**WHAT IS EXPECTED**
Write the number of lines holding the word "Days", and nothing else.

**RECORDS SUPPLIED**
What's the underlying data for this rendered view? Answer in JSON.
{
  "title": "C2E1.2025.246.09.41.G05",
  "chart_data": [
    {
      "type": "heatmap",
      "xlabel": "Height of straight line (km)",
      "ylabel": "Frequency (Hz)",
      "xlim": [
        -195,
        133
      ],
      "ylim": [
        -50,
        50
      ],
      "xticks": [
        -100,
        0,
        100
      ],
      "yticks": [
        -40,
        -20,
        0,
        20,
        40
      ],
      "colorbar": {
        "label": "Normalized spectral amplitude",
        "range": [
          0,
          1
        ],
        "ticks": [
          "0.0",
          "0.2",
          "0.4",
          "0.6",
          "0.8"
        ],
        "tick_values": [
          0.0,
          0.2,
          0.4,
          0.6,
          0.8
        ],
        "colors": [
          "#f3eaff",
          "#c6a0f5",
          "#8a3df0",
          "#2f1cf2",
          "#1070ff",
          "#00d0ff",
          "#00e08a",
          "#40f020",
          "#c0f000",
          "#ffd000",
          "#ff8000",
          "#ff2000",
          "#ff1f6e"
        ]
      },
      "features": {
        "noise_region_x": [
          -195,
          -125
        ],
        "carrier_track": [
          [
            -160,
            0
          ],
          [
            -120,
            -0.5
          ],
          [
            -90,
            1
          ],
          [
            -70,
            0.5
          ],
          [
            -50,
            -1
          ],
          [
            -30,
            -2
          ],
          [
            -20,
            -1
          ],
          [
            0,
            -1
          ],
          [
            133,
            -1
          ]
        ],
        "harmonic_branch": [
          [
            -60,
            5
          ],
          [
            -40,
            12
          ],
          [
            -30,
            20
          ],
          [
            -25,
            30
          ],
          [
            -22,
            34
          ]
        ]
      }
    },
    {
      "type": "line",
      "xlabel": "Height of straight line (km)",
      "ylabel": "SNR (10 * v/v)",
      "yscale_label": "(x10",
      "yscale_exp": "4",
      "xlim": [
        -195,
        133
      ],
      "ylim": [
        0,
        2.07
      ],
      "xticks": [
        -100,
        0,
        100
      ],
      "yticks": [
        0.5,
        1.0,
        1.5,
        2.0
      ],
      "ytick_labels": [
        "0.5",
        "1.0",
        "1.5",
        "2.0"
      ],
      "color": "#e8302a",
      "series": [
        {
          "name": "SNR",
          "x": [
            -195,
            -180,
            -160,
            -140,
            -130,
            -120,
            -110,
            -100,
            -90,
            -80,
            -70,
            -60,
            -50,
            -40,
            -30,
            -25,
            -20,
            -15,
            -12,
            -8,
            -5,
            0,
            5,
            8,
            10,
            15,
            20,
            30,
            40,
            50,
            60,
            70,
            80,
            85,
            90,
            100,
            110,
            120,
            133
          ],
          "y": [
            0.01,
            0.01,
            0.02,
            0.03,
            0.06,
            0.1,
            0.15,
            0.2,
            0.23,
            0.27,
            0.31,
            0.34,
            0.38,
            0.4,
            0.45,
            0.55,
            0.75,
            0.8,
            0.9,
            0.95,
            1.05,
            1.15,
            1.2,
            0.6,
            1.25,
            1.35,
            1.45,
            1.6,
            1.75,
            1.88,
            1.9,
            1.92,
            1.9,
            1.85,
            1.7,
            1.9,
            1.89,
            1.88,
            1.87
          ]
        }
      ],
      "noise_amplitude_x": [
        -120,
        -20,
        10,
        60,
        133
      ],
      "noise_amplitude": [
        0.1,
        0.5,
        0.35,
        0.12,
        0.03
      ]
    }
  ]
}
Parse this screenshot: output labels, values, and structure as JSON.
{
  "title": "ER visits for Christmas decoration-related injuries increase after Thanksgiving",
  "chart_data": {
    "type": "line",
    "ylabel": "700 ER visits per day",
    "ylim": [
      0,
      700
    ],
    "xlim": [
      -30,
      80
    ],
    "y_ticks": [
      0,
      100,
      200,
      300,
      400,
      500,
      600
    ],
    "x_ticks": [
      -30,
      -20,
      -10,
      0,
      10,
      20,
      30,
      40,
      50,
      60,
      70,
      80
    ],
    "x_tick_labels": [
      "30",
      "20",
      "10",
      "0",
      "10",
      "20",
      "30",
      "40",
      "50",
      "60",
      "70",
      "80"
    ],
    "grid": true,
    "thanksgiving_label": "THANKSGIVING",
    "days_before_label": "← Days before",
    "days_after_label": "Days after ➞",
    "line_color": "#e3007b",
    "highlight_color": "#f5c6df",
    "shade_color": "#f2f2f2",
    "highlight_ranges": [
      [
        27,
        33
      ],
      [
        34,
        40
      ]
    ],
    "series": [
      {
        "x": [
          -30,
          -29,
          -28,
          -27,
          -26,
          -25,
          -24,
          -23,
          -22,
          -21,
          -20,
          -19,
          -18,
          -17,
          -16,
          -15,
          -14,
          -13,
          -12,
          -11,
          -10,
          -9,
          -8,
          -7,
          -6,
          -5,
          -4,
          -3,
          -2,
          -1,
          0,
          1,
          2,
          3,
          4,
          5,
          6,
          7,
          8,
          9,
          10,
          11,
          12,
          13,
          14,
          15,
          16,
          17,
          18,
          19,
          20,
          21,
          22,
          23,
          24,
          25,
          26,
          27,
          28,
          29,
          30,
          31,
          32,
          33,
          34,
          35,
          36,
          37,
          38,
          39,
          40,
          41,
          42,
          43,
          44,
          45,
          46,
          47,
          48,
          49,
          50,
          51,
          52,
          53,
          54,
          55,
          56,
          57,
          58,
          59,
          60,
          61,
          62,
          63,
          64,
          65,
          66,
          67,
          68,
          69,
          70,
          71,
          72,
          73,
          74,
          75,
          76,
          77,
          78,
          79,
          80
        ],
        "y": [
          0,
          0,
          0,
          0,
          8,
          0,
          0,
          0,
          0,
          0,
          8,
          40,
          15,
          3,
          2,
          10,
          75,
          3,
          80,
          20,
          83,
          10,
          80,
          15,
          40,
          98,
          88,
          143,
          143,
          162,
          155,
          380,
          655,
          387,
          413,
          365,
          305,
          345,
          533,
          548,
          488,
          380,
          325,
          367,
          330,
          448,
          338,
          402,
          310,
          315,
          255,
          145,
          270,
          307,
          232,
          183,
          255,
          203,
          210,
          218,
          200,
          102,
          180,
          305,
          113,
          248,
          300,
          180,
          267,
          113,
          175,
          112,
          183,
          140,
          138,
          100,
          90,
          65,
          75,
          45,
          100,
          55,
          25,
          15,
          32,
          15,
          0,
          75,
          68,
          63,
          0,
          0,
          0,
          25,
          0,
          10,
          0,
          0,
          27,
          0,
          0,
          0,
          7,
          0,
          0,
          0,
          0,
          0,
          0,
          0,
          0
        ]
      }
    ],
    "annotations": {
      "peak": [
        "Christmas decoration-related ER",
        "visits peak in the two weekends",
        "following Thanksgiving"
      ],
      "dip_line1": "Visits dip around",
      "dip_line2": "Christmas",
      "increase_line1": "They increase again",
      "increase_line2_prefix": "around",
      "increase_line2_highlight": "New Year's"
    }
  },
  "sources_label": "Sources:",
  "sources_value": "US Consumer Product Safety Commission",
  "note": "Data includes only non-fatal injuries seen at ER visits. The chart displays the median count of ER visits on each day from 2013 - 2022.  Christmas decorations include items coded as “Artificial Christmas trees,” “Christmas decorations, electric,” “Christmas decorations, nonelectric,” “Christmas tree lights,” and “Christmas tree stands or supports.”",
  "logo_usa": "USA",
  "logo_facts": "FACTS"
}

**FINISHED EXERCISE**
2